▶ **REQUIREMENTS**
Go through the material and tally the lines containing the string "foetus". Give the total alone.

▶ **EXTRACTED INFORMATION**
>> start

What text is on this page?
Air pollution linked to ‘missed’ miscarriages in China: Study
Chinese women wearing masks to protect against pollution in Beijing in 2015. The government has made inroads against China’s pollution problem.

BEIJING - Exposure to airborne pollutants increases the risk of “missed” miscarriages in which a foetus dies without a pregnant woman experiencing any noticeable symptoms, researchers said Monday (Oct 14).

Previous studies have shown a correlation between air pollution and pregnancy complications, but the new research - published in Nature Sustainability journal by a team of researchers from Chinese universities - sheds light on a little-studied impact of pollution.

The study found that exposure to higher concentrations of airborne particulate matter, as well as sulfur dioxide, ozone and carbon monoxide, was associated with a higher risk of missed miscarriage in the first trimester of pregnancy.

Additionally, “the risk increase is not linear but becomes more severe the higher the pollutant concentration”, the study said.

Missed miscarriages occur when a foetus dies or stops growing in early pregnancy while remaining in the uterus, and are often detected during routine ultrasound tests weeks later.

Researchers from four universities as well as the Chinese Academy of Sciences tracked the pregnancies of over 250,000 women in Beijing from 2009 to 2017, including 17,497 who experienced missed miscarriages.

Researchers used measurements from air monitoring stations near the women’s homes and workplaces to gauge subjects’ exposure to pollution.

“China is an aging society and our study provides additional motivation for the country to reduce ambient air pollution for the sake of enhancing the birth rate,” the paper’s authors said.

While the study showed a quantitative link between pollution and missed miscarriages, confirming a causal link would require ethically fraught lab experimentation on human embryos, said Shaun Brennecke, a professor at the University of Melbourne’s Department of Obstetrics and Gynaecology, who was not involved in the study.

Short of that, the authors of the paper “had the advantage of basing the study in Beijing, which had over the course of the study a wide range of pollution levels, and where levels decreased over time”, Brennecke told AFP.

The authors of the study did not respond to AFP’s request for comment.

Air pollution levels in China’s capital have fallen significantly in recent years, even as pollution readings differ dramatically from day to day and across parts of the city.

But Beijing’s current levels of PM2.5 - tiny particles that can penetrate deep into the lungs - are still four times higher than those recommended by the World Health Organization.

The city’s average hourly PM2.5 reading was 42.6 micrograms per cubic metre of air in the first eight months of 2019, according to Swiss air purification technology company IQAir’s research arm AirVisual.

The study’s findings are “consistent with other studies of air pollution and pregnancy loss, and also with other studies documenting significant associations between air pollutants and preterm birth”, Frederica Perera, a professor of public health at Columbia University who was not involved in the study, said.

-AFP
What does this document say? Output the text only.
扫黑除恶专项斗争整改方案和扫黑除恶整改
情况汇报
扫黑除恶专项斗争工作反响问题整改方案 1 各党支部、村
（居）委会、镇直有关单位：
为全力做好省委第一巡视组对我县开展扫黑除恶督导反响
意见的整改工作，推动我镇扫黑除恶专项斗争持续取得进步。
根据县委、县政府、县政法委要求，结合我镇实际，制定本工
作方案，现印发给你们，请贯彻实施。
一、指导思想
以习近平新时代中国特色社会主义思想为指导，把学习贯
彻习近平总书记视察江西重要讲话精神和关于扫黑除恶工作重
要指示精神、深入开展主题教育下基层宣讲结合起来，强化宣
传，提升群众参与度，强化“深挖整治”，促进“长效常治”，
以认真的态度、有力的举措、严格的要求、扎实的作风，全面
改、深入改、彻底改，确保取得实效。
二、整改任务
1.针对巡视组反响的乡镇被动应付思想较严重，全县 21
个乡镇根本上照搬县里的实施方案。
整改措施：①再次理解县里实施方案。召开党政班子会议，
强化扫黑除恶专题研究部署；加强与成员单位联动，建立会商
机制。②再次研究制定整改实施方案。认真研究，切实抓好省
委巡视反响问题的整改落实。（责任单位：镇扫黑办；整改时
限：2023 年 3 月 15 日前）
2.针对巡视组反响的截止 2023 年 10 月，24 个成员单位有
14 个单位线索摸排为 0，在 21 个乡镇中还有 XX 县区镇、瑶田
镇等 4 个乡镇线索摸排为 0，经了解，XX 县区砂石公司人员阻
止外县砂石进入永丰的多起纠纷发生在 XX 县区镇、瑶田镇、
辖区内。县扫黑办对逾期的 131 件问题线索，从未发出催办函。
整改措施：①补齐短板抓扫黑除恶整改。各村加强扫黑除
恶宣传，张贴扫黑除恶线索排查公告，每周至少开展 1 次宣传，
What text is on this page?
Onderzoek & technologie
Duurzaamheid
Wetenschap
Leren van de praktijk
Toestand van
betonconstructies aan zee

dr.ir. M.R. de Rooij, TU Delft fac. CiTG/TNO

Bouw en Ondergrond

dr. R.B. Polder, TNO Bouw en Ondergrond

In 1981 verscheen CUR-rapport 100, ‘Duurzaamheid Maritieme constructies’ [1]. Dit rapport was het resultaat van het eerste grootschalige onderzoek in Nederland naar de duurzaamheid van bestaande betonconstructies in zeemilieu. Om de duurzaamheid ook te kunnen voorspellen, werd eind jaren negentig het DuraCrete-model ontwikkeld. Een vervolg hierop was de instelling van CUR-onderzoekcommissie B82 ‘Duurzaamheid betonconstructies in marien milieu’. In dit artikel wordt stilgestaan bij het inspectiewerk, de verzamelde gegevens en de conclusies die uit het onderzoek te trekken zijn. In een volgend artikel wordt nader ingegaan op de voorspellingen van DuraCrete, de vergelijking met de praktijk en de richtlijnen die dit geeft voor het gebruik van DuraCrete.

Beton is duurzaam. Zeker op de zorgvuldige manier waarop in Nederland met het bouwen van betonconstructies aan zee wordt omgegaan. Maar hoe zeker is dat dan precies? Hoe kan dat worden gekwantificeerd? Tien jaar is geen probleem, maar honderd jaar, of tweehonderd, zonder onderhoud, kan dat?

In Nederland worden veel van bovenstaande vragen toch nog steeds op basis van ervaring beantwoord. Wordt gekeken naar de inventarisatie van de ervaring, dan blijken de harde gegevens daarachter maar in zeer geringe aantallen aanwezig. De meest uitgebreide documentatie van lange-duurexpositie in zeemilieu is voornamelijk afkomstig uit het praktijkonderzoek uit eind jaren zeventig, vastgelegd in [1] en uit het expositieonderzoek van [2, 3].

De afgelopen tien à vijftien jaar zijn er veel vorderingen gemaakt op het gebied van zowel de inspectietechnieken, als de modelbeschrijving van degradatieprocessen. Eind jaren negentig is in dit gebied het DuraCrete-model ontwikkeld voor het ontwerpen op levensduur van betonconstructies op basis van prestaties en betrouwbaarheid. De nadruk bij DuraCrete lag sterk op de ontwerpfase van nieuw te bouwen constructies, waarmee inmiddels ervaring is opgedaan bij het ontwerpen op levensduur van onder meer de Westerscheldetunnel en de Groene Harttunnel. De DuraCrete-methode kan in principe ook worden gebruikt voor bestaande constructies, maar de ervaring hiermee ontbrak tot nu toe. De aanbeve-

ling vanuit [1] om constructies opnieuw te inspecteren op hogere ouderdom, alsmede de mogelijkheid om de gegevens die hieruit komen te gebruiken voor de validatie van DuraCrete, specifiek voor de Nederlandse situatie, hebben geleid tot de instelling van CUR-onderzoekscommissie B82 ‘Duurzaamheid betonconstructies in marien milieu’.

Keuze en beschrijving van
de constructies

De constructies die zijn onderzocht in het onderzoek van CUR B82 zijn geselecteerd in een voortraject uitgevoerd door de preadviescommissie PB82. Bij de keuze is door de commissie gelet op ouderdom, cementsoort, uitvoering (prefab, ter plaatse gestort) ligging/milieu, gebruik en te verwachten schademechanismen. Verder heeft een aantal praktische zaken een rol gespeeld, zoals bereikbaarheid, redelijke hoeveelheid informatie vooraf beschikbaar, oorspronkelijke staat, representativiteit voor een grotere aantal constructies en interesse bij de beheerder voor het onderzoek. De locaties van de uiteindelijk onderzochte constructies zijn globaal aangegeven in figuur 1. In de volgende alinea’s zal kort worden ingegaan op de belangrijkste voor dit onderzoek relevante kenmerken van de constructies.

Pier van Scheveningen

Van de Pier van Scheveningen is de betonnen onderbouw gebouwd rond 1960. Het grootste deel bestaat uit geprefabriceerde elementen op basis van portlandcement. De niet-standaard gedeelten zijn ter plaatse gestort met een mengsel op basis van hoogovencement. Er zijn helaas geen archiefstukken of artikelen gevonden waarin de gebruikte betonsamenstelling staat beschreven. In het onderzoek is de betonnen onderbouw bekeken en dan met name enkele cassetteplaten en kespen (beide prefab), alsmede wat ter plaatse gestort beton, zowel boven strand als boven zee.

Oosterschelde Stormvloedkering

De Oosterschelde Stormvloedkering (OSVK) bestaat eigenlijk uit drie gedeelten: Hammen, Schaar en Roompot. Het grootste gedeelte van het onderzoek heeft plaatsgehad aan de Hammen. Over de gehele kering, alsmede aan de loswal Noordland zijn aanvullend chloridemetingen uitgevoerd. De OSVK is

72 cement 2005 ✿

>> end

▶ **ANSWER IN FULL**
2